What is the flu?
Influenza (commonly known as the flu), is a contagious respiratory illness caused by a virus that spreads through the air from people coughing, sneezing or talking. You can also be infected by touching a contaminated surface and then touching your face.
The most common symptoms of influenza are fever, cough, muscle aches, headache and sore throat. Some adults feel better in a week or two, while others, including small children, the elderly and the chronically ill, may have a harder time recovering.
When is flu season?
Flu season can start as early as October and extend into May and tends to peak in the winter months.
How can I prevent the flu?
The best way to prevent the flu is through a vaccination. You can receive a vaccine from your primary care provider or at another Bronson location.
Additionally, you can help protect yourself against the flu by washing your hands frequently and living a healthy lifestyle. Carry hand sanitizer with you in case you can’t wash your hands right away after being in a public area or around those who are showing signs of being sick. You may also want to use disinfecting wipes to wipe down surfaces or shopping carts when you’re out and about.
Who should get a flu vaccine?
The Centers for Disease Control and Prevention (CDC) recommends that everyone 6 months of age and older should get a flu vaccination every year. The vaccination is especially important for those at high risk for flu complications including adults over the age of 65, children younger than 5, pregnant women, and people with chronic health problems.
Where can I get the flu vaccine?
You can receive a vaccine from your primary care provider or at a Bronson FastCare, Bronson Outpatient Pharmacy or Bronson Urgent Care. Learn more.
When should I get the flu vaccine?
It’s best to get your flu vaccine before the flu season. However, getting the flu vaccine any time throughout the flu season is safer than not getting it at all.
Do I need a regular or high-dose flu vaccine?
The high-dose vaccine is designed for those 65 and older.
What’s the difference between the flu and a cold?
The flu and a cold are both contagious viral infections of the respiratory tract, but influenza is much worse. Runny or stuffy nose and sneezing are common with colds. Influenza causes a moderate to high fever for several days, including chills, fatigue and a dry, hacking cough.
Is the “stomach flu” the same as influenza?
No. Influenza is a respiratory infection and does not cause intestinal symptoms.
What should I do if I get the flu?
Drink plenty of fluids, stay home, get lots of rest and avoid contact with other people. In most situations, flu symptoms should go away on their own within a week or two. Thinking about heading back to work? The CDC recommends that you stay home for at least 24 hours after your fever is gone, except to get medical care or other necessities.
Those at high risk for flu complications (see below) should contact their healthcare provider at the first signs of flu symptoms. Everyone, even those not at high risk, should contact their provider if flu symptoms worsen after five days.
Who is at greatest risk for flu complications?
Those at high risk for flu complications include adults over the age of 65, children younger than 5, pregnant women, and people with chronic health problems such as diabetes, heart disease, lung disease and HIV. High risk patients who contract the flu should contact their healthcare provider at the first signs of flu symptoms. Everyone, even those not at high risk, should contact their provider if flu symptoms worsen after five days.
========================================================================
* WORK ORDER A: Write out the influenza FAQ word for word between "Additionally, you can" and "a flu vaccine?", inclusive.
* WORK ORDER B:
Answer these questions from the influenza FAQ:
(i) What is the earliest month in which flu season can start?
(ii) For whom is the high-dose flu vaccine designed?
(iii) For how long after a fever is gone does the CDC recommend staying home?
The lines that follow are separate material from the influenza FAQ.

* DATA TO EXAMINE:
========================================================================
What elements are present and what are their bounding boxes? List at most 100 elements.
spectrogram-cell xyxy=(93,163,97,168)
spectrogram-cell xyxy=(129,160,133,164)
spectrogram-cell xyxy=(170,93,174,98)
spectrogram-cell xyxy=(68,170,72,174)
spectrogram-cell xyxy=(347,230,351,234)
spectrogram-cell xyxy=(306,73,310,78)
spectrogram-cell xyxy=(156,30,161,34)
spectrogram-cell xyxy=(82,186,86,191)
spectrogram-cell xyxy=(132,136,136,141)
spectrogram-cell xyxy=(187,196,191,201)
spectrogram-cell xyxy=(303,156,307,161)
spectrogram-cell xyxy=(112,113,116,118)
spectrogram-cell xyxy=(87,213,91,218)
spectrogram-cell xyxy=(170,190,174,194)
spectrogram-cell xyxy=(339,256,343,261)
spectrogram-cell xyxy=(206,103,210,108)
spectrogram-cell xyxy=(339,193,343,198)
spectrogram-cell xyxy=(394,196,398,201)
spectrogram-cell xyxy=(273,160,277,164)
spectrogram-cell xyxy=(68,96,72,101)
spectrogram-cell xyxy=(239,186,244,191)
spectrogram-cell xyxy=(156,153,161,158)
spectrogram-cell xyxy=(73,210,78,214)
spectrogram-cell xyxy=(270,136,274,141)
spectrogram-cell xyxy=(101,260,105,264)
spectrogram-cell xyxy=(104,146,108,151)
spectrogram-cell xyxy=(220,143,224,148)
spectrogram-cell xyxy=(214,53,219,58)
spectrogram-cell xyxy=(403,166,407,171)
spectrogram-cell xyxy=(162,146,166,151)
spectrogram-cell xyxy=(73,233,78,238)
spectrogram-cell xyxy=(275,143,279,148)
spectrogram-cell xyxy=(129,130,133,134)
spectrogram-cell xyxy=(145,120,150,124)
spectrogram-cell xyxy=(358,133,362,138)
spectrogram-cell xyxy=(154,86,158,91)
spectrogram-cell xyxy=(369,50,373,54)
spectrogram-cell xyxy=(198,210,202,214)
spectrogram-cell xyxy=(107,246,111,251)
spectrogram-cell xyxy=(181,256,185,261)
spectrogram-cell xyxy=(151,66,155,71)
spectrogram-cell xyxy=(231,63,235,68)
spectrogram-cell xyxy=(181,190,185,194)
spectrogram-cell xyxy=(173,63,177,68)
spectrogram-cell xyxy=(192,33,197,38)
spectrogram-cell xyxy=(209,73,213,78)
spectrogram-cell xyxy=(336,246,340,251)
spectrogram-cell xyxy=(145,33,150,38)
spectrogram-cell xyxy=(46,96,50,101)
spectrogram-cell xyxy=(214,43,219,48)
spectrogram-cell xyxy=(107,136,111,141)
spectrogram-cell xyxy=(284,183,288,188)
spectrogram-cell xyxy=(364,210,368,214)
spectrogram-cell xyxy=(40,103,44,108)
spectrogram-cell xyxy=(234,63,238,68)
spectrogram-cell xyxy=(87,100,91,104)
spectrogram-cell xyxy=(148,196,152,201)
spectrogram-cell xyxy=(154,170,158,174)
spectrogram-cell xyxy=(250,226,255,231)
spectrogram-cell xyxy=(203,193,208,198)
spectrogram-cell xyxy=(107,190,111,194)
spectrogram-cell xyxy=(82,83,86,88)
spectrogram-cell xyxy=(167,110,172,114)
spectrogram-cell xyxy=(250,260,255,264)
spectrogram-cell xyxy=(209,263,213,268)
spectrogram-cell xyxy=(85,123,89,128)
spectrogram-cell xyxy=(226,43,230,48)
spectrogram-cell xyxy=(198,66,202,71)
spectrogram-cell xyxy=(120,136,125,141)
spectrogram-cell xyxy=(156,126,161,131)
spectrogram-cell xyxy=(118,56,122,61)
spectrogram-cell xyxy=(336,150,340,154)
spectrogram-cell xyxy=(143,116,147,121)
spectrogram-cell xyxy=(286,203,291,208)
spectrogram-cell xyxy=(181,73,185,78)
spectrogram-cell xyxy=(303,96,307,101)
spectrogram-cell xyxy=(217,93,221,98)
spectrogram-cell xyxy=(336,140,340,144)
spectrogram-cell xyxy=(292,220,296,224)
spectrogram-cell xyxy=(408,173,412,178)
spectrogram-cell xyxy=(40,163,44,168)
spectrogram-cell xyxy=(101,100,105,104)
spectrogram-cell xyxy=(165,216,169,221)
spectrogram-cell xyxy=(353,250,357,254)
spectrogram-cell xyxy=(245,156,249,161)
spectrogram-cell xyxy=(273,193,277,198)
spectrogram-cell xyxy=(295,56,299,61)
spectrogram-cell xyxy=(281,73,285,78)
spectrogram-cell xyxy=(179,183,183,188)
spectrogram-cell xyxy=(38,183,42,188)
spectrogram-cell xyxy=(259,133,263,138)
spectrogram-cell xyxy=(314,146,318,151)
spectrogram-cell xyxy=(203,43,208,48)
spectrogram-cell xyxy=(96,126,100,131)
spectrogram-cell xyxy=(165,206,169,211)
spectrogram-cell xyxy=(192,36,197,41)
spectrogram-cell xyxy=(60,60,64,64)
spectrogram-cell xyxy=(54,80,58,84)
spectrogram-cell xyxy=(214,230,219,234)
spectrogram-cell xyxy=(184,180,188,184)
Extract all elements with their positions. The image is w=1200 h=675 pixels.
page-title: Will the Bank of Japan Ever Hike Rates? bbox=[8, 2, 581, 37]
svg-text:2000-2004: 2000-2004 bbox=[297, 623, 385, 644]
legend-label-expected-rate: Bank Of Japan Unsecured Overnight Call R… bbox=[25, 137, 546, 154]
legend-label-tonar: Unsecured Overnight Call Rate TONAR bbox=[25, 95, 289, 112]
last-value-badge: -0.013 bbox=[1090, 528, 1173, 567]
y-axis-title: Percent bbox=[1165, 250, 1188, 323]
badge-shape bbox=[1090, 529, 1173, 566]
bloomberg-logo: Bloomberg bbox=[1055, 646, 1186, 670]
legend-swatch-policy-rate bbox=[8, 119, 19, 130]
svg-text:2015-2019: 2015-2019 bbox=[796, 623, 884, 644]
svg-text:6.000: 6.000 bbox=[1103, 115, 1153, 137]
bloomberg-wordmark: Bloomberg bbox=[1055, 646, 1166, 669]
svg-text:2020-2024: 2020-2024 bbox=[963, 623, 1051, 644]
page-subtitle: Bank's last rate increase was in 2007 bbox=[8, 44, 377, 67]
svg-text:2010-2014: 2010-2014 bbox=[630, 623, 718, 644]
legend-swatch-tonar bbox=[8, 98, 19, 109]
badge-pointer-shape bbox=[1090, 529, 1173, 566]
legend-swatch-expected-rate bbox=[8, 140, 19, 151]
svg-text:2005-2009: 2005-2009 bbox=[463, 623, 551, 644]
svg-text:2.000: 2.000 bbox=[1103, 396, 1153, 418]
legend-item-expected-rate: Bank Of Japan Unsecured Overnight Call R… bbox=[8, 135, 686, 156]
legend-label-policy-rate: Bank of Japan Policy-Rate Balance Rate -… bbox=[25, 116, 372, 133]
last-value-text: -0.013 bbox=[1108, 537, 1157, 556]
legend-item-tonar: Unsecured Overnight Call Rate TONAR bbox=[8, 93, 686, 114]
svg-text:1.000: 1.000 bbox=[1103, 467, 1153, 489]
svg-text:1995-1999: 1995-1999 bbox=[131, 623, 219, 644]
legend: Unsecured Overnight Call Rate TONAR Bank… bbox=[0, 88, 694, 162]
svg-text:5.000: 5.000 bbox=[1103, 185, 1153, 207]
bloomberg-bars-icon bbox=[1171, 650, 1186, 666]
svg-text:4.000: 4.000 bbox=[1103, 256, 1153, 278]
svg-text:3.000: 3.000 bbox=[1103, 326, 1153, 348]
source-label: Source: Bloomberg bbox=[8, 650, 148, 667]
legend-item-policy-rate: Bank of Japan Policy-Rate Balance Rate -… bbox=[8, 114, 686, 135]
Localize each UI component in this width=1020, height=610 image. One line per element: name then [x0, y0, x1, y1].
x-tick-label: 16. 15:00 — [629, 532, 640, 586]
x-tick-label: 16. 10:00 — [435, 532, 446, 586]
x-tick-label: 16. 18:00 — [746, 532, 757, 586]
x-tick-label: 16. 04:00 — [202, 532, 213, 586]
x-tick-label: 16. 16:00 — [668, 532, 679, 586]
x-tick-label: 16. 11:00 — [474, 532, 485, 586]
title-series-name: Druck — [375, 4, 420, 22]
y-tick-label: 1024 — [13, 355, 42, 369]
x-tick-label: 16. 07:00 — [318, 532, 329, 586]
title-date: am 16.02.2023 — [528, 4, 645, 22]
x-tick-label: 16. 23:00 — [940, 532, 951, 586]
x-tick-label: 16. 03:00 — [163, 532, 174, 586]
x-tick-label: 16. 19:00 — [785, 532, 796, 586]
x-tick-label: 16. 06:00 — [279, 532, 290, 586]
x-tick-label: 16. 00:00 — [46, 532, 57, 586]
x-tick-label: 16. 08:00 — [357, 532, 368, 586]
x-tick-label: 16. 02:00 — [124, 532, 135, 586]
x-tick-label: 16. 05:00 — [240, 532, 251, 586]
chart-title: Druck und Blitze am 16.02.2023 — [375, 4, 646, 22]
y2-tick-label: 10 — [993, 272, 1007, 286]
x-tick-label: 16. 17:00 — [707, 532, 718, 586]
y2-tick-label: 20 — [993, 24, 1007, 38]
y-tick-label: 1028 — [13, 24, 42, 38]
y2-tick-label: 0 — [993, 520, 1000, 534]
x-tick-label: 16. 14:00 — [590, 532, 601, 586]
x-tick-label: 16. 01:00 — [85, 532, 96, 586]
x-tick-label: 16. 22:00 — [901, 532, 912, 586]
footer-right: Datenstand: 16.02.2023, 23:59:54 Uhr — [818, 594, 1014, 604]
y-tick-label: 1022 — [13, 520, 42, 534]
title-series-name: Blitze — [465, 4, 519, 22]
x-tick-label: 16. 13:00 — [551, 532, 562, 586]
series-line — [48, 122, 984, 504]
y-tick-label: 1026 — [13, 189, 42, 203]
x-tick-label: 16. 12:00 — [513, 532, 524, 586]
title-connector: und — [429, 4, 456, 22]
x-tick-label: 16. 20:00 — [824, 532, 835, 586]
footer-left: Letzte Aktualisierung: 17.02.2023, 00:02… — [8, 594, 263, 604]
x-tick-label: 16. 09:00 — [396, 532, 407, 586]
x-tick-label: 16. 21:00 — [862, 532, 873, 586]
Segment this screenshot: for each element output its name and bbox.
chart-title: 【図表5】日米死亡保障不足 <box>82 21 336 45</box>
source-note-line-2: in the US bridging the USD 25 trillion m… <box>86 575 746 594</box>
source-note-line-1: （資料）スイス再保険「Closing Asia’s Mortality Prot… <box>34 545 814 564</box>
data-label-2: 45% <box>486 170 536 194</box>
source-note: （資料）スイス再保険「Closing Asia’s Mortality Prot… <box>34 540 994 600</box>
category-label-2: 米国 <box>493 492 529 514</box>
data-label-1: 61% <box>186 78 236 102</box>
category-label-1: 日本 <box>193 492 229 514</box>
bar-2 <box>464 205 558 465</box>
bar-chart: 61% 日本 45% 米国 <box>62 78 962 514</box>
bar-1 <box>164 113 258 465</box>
========================================================================
* ANSWER SPACE A:
Additionally, you can help protect yourself against the flu by washing your hands frequently and living a healthy lifestyle. Carry hand sanitizer with you in case you can’t wash your hands right away after being in a public area or around those who are showing signs of being sick. You may also want to use disinfecting wipes to wipe down surfaces or shopping carts when you’re out and about.
Who should get a flu vaccine?

* ANSWER SPACE B:
(i) October
(ii) Those 65 and older
(iii) At least 24 hours